==== Vorgegebener Text
Miguel Delibes ‚tötete‘ einst seine Romanfigur Mario, um der frankistischen Zensur zu entgehen. Am 17. Oktober 2020 wäre er 100 Jahre alt geworden – Anlass für eine Würdigung in der Biblioteca Nacional de España.
Der Autor ist nicht zuletzt für seinen Fokus auf ausgegrenzte Figuren und auf Unterdrückungsmechanismen bekannt. Spannend ist beispielsweise die Autozensur seines Werks Cinco horas con Mario (1966): Um eine Veröffentlichung mitten im Frankismus zu erreichen, bringt Delibes seine Figur Mario um: Der Oppositionelle führt in der ersten Fassung des Buchs noch ein Zwiegespräch mit seiner regimetreuen Gattin Carmen. In der letztlich publizierten Fassung aber ist er tot aufgebahrt und kann seine Position nicht vertreten. So treten Widersprüchlichkeiten im inneren Monolog seiner Frau umso stärker ins Interesse bei der Deutung ideologischer Positionierungen im Buch.
========
[Aufgabe a] Schreiben Sie den Abschnitt der Datensätze ab, der von deren Anfang bis einschließlich der Zeile mit „x-tick-label: 2: [461, 597, 471, 616]“ reicht.
Der Text und die Datensätze sind voneinander unabhängiges Material.
==== Datenauszug
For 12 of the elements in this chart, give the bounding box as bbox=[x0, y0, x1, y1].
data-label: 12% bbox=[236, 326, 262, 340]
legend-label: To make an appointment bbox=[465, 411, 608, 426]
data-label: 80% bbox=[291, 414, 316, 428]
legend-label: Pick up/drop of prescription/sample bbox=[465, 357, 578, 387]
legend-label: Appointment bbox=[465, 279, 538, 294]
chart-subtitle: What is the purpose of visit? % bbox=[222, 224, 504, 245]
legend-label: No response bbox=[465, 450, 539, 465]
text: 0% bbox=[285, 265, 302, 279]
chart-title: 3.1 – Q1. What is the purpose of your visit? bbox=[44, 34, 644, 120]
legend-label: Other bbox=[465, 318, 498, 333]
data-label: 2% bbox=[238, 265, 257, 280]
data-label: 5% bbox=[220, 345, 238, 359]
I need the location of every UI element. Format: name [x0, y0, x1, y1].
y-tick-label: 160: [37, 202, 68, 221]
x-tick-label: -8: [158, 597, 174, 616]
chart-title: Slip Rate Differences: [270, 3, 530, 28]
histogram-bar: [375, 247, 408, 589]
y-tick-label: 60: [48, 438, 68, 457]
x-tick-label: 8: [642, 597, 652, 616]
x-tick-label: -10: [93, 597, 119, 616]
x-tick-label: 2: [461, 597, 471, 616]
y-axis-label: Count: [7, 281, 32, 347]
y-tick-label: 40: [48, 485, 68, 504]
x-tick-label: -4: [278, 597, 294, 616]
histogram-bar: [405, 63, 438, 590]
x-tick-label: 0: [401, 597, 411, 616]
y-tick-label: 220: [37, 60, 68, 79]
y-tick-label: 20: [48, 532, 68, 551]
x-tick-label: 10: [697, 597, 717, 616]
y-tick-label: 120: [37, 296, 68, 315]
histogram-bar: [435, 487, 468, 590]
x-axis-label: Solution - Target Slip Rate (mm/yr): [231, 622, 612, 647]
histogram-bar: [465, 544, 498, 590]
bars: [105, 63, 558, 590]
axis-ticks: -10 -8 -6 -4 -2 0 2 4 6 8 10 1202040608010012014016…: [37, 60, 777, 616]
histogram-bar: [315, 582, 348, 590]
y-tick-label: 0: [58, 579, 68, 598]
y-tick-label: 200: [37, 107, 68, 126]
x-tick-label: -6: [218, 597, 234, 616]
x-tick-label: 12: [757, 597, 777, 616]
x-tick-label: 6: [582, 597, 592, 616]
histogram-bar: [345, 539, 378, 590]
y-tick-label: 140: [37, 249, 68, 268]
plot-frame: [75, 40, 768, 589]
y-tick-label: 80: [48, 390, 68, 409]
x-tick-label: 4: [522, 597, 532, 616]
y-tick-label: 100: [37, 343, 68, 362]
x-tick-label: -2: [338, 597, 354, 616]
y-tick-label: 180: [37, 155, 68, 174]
========
[Aufgabe b]
Beantworten Sie folgende Fragen zum Text über Miguel Delibes:
(i) An welchem Tag wäre Delibes 100 Jahre alt geworden?
(ii) In welchem Jahr erschien Cinco horas con Mario?
(iii) Wie heißt Marios regimetreue Gattin?

[Endergebnis a]
For 12 of the elements in this chart, give the bounding box as bbox=[x0, y0, x1, y1].
data-label: 12% bbox=[236, 326, 262, 340]
legend-label: To make an appointment bbox=[465, 411, 608, 426]
data-label: 80% bbox=[291, 414, 316, 428]
legend-label: Pick up/drop of prescription/sample bbox=[465, 357, 578, 387]
legend-label: Appointment bbox=[465, 279, 538, 294]
chart-subtitle: What is the purpose of visit? % bbox=[222, 224, 504, 245]
legend-label: No response bbox=[465, 450, 539, 465]
text: 0% bbox=[285, 265, 302, 279]
chart-title: 3.1 – Q1. What is the purpose of your visit? bbox=[44, 34, 644, 120]
legend-label: Other bbox=[465, 318, 498, 333]
data-label: 2% bbox=[238, 265, 257, 280]
data-label: 5% bbox=[220, 345, 238, 359]
I need the location of every UI element. Format: name [x0, y0, x1, y1].
y-tick-label: 160: [37, 202, 68, 221]
x-tick-label: -8: [158, 597, 174, 616]
chart-title: Slip Rate Differences: [270, 3, 530, 28]
histogram-bar: [375, 247, 408, 589]
y-tick-label: 60: [48, 438, 68, 457]
x-tick-label: 8: [642, 597, 652, 616]
x-tick-label: -10: [93, 597, 119, 616]
x-tick-label: 2: [461, 597, 471, 616]

[Endergebnis b]
(i) Am 17. Oktober 2020.
(ii) 1966.
(iii) Carmen.